>> START

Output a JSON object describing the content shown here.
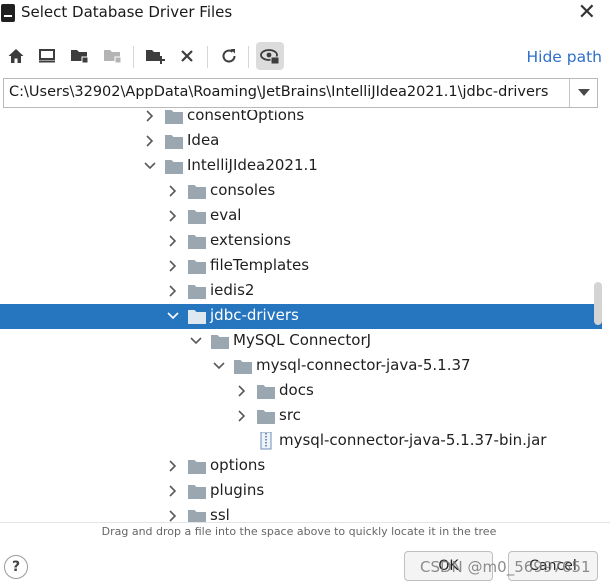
{
  "window": {
    "title": "Select Database Driver Files",
    "close_icon": "close-icon"
  },
  "toolbar": {
    "buttons": [
      {
        "name": "home-icon"
      },
      {
        "name": "desktop-icon"
      },
      {
        "name": "project-folder-icon"
      },
      {
        "name": "module-folder-icon"
      },
      {
        "name": "new-folder-icon"
      },
      {
        "name": "delete-icon"
      },
      {
        "name": "refresh-icon"
      },
      {
        "name": "show-hidden-icon"
      }
    ],
    "hide_path_label": "Hide path"
  },
  "path": {
    "value": "C:\\Users\\32902\\AppData\\Roaming\\JetBrains\\IntelliJIdea2021.1\\jdbc-drivers"
  },
  "tree": {
    "rows": [
      {
        "label": "consentOptions",
        "depth": 0,
        "expanded": false,
        "icon": "folder-icon",
        "selected": false
      },
      {
        "label": "Idea",
        "depth": 0,
        "expanded": false,
        "icon": "folder-icon",
        "selected": false
      },
      {
        "label": "IntelliJIdea2021.1",
        "depth": 0,
        "expanded": true,
        "icon": "folder-icon",
        "selected": false
      },
      {
        "label": "consoles",
        "depth": 1,
        "expanded": false,
        "icon": "folder-icon",
        "selected": false
      },
      {
        "label": "eval",
        "depth": 1,
        "expanded": false,
        "icon": "folder-icon",
        "selected": false
      },
      {
        "label": "extensions",
        "depth": 1,
        "expanded": false,
        "icon": "folder-icon",
        "selected": false
      },
      {
        "label": "fileTemplates",
        "depth": 1,
        "expanded": false,
        "icon": "folder-icon",
        "selected": false
      },
      {
        "label": "iedis2",
        "depth": 1,
        "expanded": false,
        "icon": "folder-icon",
        "selected": false
      },
      {
        "label": "jdbc-drivers",
        "depth": 1,
        "expanded": true,
        "icon": "folder-icon",
        "selected": true
      },
      {
        "label": "MySQL ConnectorJ",
        "depth": 2,
        "expanded": true,
        "icon": "folder-icon",
        "selected": false
      },
      {
        "label": "mysql-connector-java-5.1.37",
        "depth": 3,
        "expanded": true,
        "icon": "folder-icon",
        "selected": false
      },
      {
        "label": "docs",
        "depth": 4,
        "expanded": false,
        "icon": "folder-icon",
        "selected": false
      },
      {
        "label": "src",
        "depth": 4,
        "expanded": false,
        "icon": "folder-icon",
        "selected": false
      },
      {
        "label": "mysql-connector-java-5.1.37-bin.jar",
        "depth": 4,
        "expanded": null,
        "icon": "jar-file-icon",
        "selected": false
      },
      {
        "label": "options",
        "depth": 1,
        "expanded": false,
        "icon": "folder-icon",
        "selected": false
      },
      {
        "label": "plugins",
        "depth": 1,
        "expanded": false,
        "icon": "folder-icon",
        "selected": false
      },
      {
        "label": "ssl",
        "depth": 1,
        "expanded": false,
        "icon": "folder-icon",
        "selected": false
      }
    ]
  },
  "hint": "Drag and drop a file into the space above to quickly locate it in the tree",
  "footer": {
    "help_label": "?",
    "ok_label": "OK",
    "cancel_label": "Cancel",
    "watermark": "CSDN @m0_56997651"
  },
  "colors": {
    "selection": "#2675bf",
    "link": "#2f6fca",
    "folder": "#9aa7b0"
  }
}
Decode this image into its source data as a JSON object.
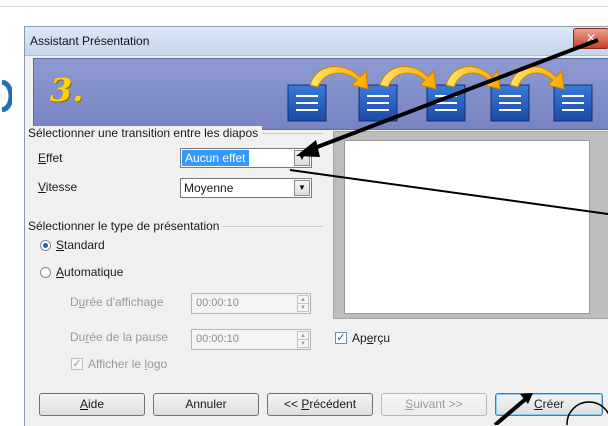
{
  "window": {
    "title": "Assistant Présentation",
    "close_glyph": "✕"
  },
  "banner": {
    "step": "3."
  },
  "transition": {
    "group_label": "Sélectionner une transition entre les diapos",
    "effect_label_ul": "E",
    "effect_label_rest": "ffet",
    "effect_value": "Aucun effet",
    "speed_label_ul": "V",
    "speed_label_rest": "itesse",
    "speed_value": "Moyenne"
  },
  "presentation_type": {
    "group_label": "Sélectionner le type de présentation",
    "standard_ul": "S",
    "standard_rest": "tandard",
    "auto_ul": "A",
    "auto_rest": "utomatique",
    "display_duration_pre": "D",
    "display_duration_ul": "u",
    "display_duration_rest": "rée d'affichage",
    "display_duration_value": "00:00:10",
    "pause_duration_pre": "Du",
    "pause_duration_ul": "r",
    "pause_duration_rest": "ée de la pause",
    "pause_duration_value": "00:00:10",
    "show_logo_pre": "Afficher le ",
    "show_logo_ul": "l",
    "show_logo_rest": "ogo",
    "selected": "standard"
  },
  "preview": {
    "label_pre": "Ap",
    "label_ul": "e",
    "label_rest": "rçu",
    "checked": true
  },
  "buttons": {
    "help_ul": "A",
    "help_rest": "ide",
    "cancel": "Annuler",
    "prev_pre": "<< ",
    "prev_ul": "P",
    "prev_rest": "récédent",
    "next_ul": "S",
    "next_rest": "uivant >>",
    "create_ul": "C",
    "create_rest": "réer"
  },
  "icons": {
    "close": "close-icon",
    "dropdown": "chevron-down-icon",
    "check": "checkmark-icon",
    "spin_up": "triangle-up-icon",
    "spin_down": "triangle-down-icon"
  },
  "colors": {
    "selection": "#3399ff",
    "banner": "#7f8bc7",
    "step_number": "#ffd200",
    "arrow": "#ffb400"
  }
}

>> END

| GIVEN REQUEST |
Replicate the material above verbatim; images stay out of the copy.

| CORRECT RESPONSE |
Output a JSON object describing the content shown here.
{
  "window": {
    "title": "Select Database Driver Files",
    "close_icon": "close-icon"
  },
  "toolbar": {
    "buttons": [
      {
        "name": "home-icon"
      },
      {
        "name": "desktop-icon"
      },
      {
        "name": "project-folder-icon"
      },
      {
        "name": "module-folder-icon"
      },
      {
        "name": "new-folder-icon"
      },
      {
        "name": "delete-icon"
      },
      {
        "name": "refresh-icon"
      },
      {
        "name": "show-hidden-icon"
      }
    ],
    "hide_path_label": "Hide path"
  },
  "path": {
    "value": "C:\\Users\\32902\\AppData\\Roaming\\JetBrains\\IntelliJIdea2021.1\\jdbc-drivers"
  },
  "tree": {
    "rows": [
      {
        "label": "consentOptions",
        "depth": 0,
        "expanded": false,
        "icon": "folder-icon",
        "selected": false
      },
      {
        "label": "Idea",
        "depth": 0,
        "expanded": false,
        "icon": "folder-icon",
        "selected": false
      },
      {
        "label": "IntelliJIdea2021.1",
        "depth": 0,
        "expanded": true,
        "icon": "folder-icon",
        "selected": false
      },
      {
        "label": "consoles",
        "depth": 1,
        "expanded": false,
        "icon": "folder-icon",
        "selected": false
      },
      {
        "label": "eval",
        "depth": 1,
        "expanded": false,
        "icon": "folder-icon",
        "selected": false
      },
      {
        "label": "extensions",
        "depth": 1,
        "expanded": false,
        "icon": "folder-icon",
        "selected": false
      },
      {
        "label": "fileTemplates",
        "depth": 1,
        "expanded": false,
        "icon": "folder-icon",
        "selected": false
      },
      {
        "label": "iedis2",
        "depth": 1,
        "expanded": false,
        "icon": "folder-icon",
        "selected": false
      },
      {
        "label": "jdbc-drivers",
        "depth": 1,
        "expanded": true,
        "icon": "folder-icon",
        "selected": true
      },
      {
        "label": "MySQL ConnectorJ",
        "depth": 2,
        "expanded": true,
        "icon": "folder-icon",
        "selected": false
      },
      {
        "label": "mysql-connector-java-5.1.37",
        "depth": 3,
        "expanded": true,
        "icon": "folder-icon",
        "selected": false
      },
      {
        "label": "docs",
        "depth": 4,
        "expanded": false,
        "icon": "folder-icon",
        "selected": false
      },
      {
        "label": "src",
        "depth": 4,
        "expanded": false,
        "icon": "folder-icon",
        "selected": false
      },
      {
        "label": "mysql-connector-java-5.1.37-bin.jar",
        "depth": 4,
        "expanded": null,
        "icon": "jar-file-icon",
        "selected": false
      },
      {
        "label": "options",
        "depth": 1,
        "expanded": false,
        "icon": "folder-icon",
        "selected": false
      },
      {
        "label": "plugins",
        "depth": 1,
        "expanded": false,
        "icon": "folder-icon",
        "selected": false
      },
      {
        "label": "ssl",
        "depth": 1,
        "expanded": false,
        "icon": "folder-icon",
        "selected": false
      }
    ]
  },
  "hint": "Drag and drop a file into the space above to quickly locate it in the tree",
  "footer": {
    "help_label": "?",
    "ok_label": "OK",
    "cancel_label": "Cancel",
    "watermark": "CSDN @m0_56997651"
  },
  "colors": {
    "selection": "#2675bf",
    "link": "#2f6fca",
    "folder": "#9aa7b0"
  }
}
Decode this image into its source data as a JSON object.
{
  "window": {
    "title": "Assistant Présentation",
    "close_glyph": "✕"
  },
  "banner": {
    "step": "3."
  },
  "transition": {
    "group_label": "Sélectionner une transition entre les diapos",
    "effect_label_ul": "E",
    "effect_label_rest": "ffet",
    "effect_value": "Aucun effet",
    "speed_label_ul": "V",
    "speed_label_rest": "itesse",
    "speed_value": "Moyenne"
  },
  "presentation_type": {
    "group_label": "Sélectionner le type de présentation",
    "standard_ul": "S",
    "standard_rest": "tandard",
    "auto_ul": "A",
    "auto_rest": "utomatique",
    "display_duration_pre": "D",
    "display_duration_ul": "u",
    "display_duration_rest": "rée d'affichage",
    "display_duration_value": "00:00:10",
    "pause_duration_pre": "Du",
    "pause_duration_ul": "r",
    "pause_duration_rest": "ée de la pause",
    "pause_duration_value": "00:00:10",
    "show_logo_pre": "Afficher le ",
    "show_logo_ul": "l",
    "show_logo_rest": "ogo",
    "selected": "standard"
  },
  "preview": {
    "label_pre": "Ap",
    "label_ul": "e",
    "label_rest": "rçu",
    "checked": true
  },
  "buttons": {
    "help_ul": "A",
    "help_rest": "ide",
    "cancel": "Annuler",
    "prev_pre": "<< ",
    "prev_ul": "P",
    "prev_rest": "récédent",
    "next_ul": "S",
    "next_rest": "uivant >>",
    "create_ul": "C",
    "create_rest": "réer"
  },
  "icons": {
    "close": "close-icon",
    "dropdown": "chevron-down-icon",
    "check": "checkmark-icon",
    "spin_up": "triangle-up-icon",
    "spin_down": "triangle-down-icon"
  },
  "colors": {
    "selection": "#3399ff",
    "banner": "#7f8bc7",
    "step_number": "#ffd200",
    "arrow": "#ffb400"
  }
}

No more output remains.